---- SUPPLIED DATA

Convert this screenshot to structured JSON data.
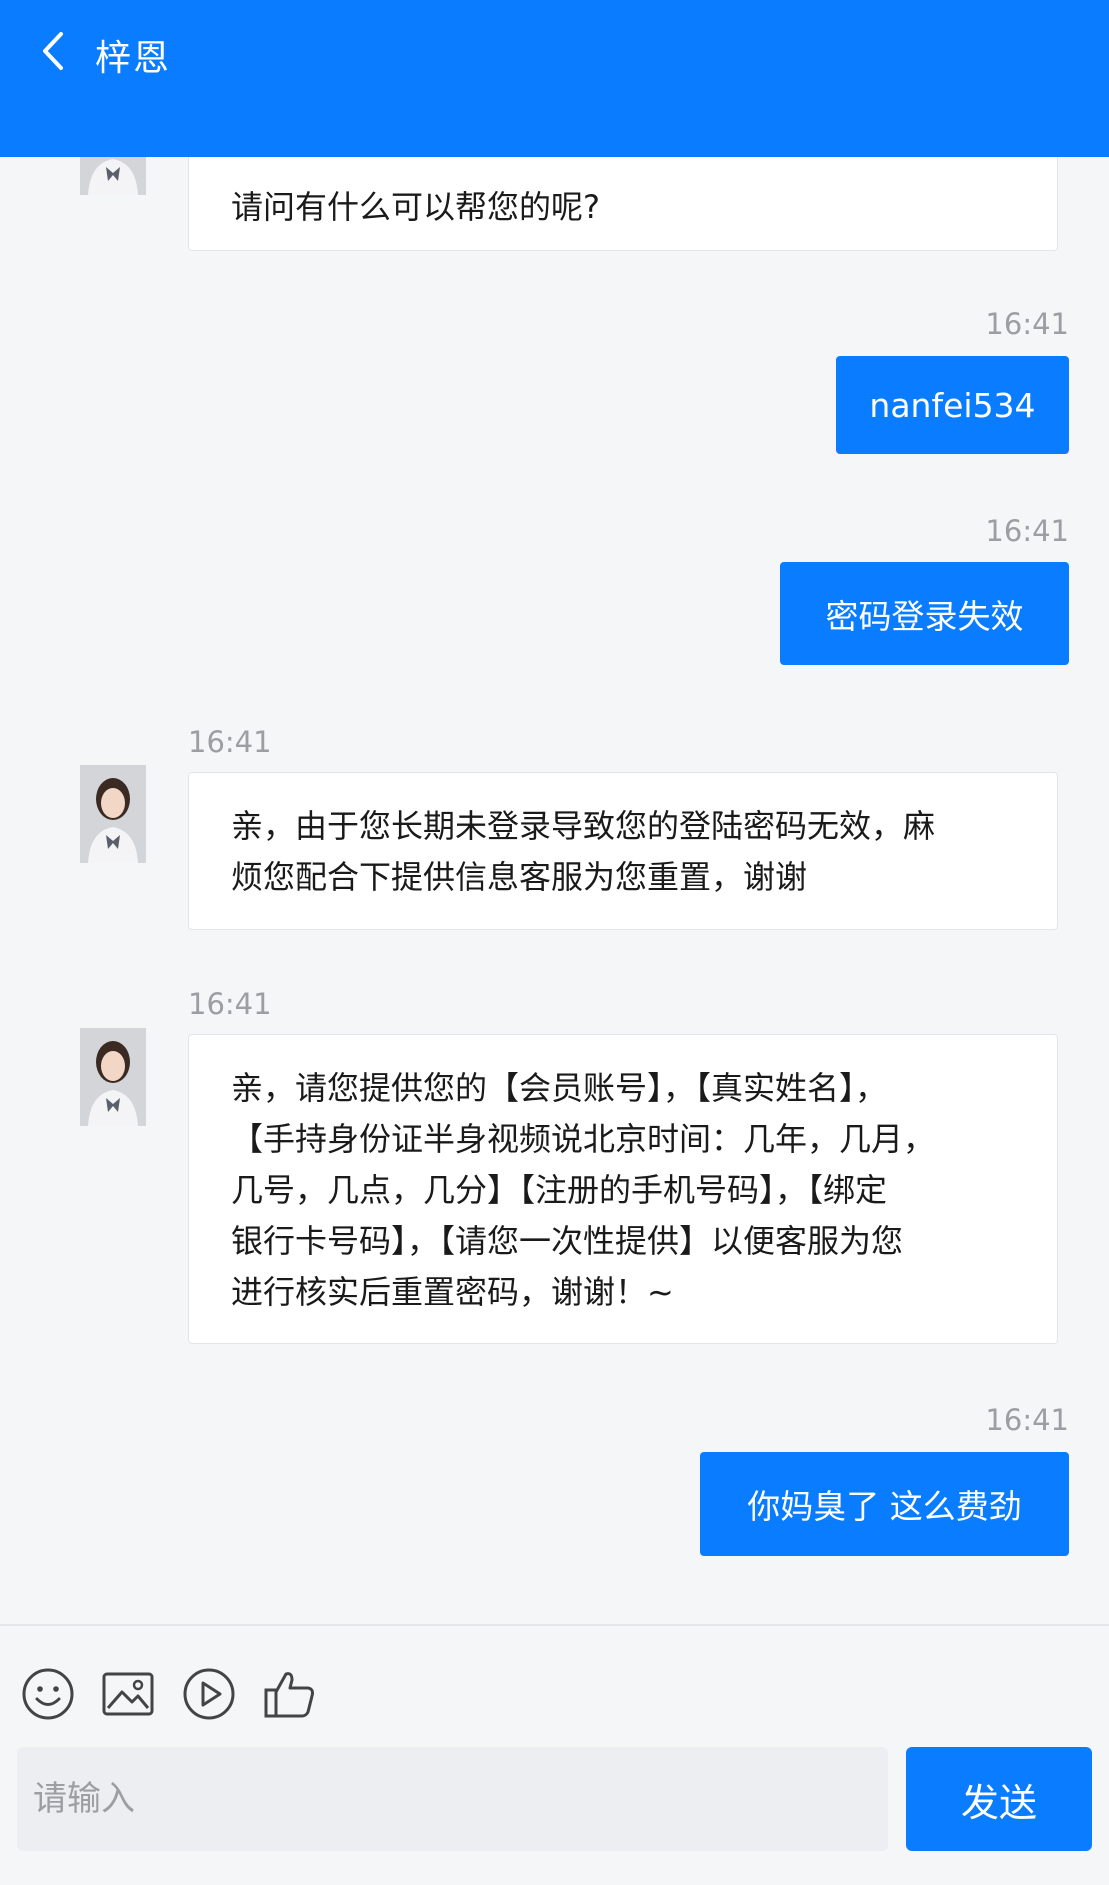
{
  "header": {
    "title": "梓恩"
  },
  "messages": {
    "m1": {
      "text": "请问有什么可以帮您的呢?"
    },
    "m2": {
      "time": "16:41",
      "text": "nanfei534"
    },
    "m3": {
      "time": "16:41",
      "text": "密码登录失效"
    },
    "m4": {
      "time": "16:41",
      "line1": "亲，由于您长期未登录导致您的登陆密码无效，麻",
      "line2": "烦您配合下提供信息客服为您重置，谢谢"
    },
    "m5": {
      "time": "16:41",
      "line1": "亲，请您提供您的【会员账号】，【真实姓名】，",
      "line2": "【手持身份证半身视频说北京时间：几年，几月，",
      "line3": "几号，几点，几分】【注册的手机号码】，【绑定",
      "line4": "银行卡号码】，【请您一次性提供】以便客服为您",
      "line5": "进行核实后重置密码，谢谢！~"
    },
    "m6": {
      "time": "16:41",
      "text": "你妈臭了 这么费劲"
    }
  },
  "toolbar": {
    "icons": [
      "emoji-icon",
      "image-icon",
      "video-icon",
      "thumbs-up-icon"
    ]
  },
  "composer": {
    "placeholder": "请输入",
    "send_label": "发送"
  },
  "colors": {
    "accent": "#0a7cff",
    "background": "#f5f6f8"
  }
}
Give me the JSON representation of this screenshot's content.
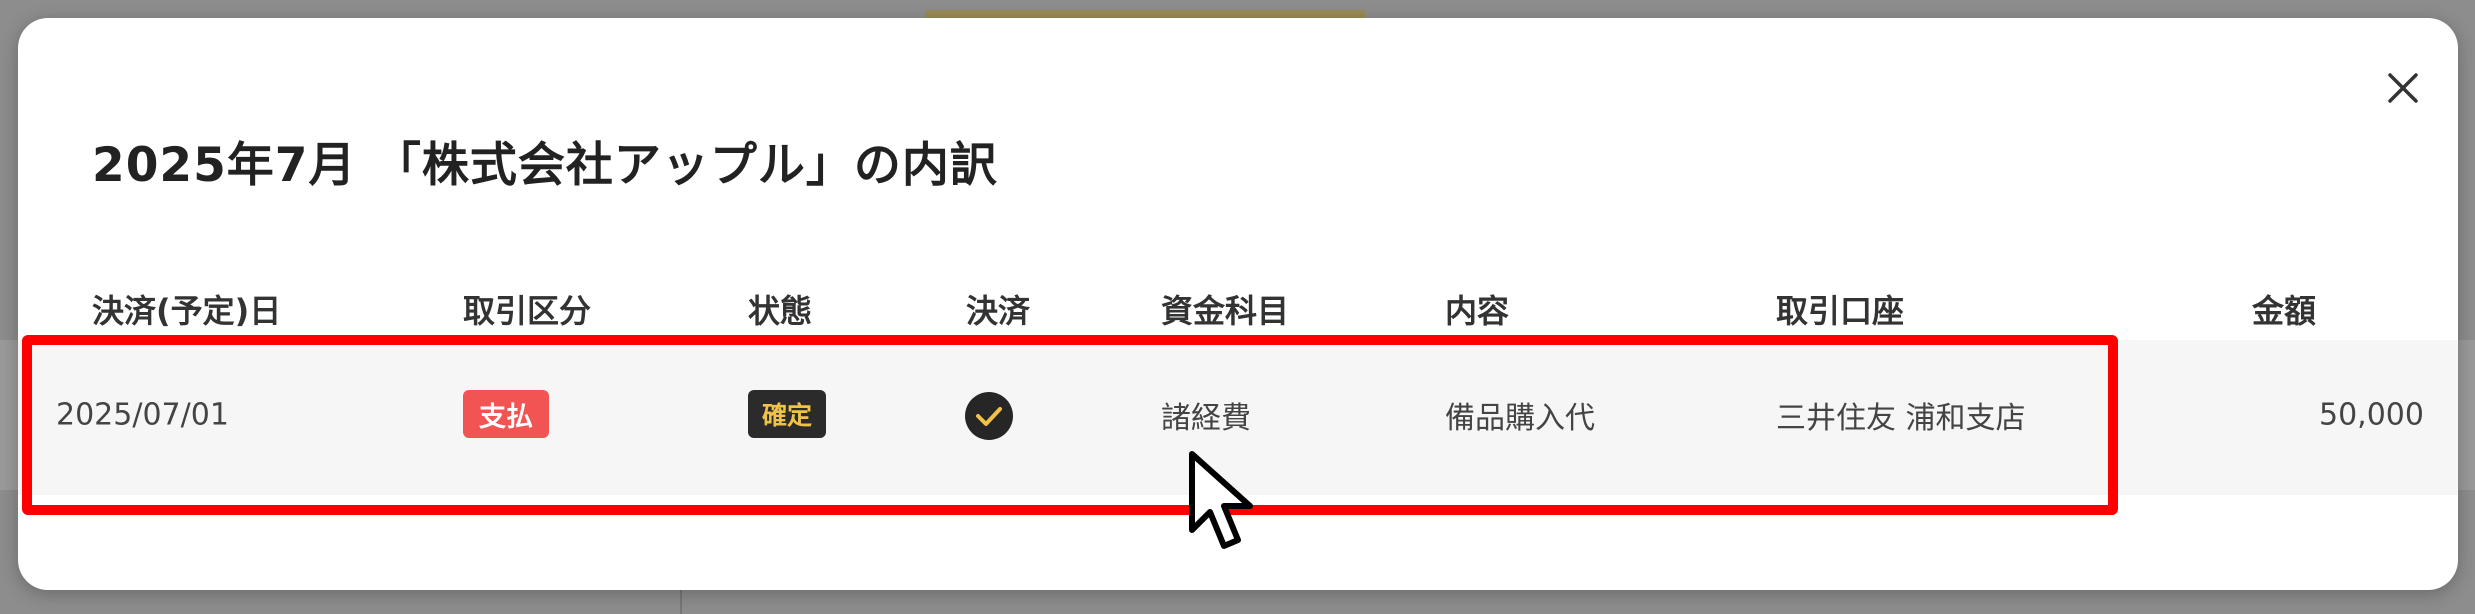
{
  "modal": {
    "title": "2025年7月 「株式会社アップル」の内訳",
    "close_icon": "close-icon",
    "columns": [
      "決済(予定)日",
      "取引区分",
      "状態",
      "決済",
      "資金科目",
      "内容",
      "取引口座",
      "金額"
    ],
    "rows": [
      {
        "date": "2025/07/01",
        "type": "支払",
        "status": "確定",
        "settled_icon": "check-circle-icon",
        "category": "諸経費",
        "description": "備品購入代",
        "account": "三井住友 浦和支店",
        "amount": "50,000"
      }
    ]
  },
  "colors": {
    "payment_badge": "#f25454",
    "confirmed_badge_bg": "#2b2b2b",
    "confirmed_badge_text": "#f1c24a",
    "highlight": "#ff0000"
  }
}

--------
---- SUPPLIED DATA

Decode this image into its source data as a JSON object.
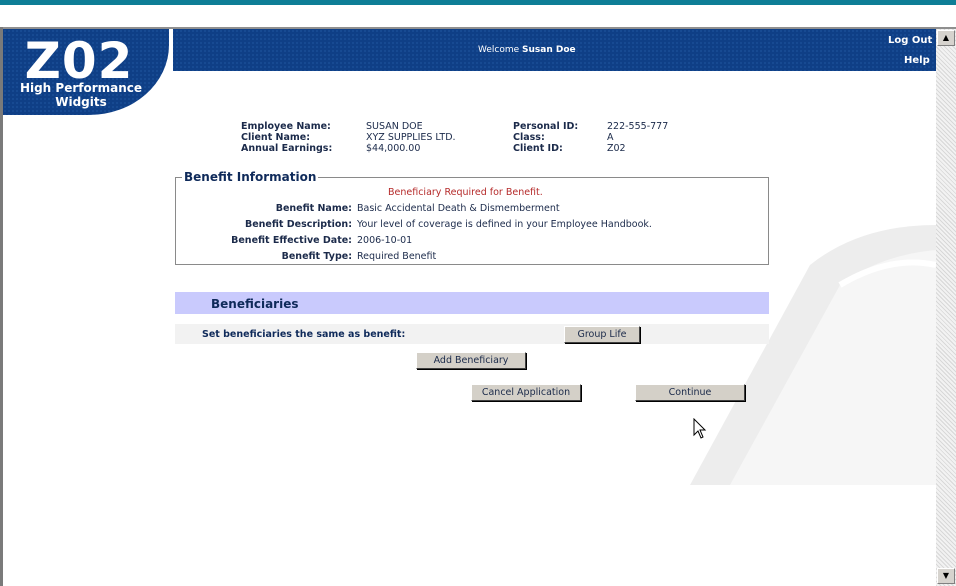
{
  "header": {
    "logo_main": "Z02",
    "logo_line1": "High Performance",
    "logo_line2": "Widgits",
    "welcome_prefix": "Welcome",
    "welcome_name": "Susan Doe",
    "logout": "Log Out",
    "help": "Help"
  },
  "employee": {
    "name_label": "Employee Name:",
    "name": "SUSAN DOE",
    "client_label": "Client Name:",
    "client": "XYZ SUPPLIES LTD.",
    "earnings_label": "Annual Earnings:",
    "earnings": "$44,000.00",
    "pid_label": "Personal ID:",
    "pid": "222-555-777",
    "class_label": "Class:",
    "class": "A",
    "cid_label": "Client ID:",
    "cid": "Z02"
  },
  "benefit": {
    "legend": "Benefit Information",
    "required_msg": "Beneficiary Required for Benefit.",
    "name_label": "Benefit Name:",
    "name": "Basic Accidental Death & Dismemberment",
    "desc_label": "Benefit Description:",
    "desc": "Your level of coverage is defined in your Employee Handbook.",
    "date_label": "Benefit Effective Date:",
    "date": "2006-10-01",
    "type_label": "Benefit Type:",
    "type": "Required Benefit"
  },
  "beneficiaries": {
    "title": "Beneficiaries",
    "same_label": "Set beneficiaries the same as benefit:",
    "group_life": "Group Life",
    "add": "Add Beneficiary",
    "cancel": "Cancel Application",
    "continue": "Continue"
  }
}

--------

_SHORT PROBLEM_
Locate all lines that include the word "screenshot" and copy them out.

_WORKED ANSWER_
Convert this screenshot to structured JSON data.
Give me the JSON representation of this screenshot's content.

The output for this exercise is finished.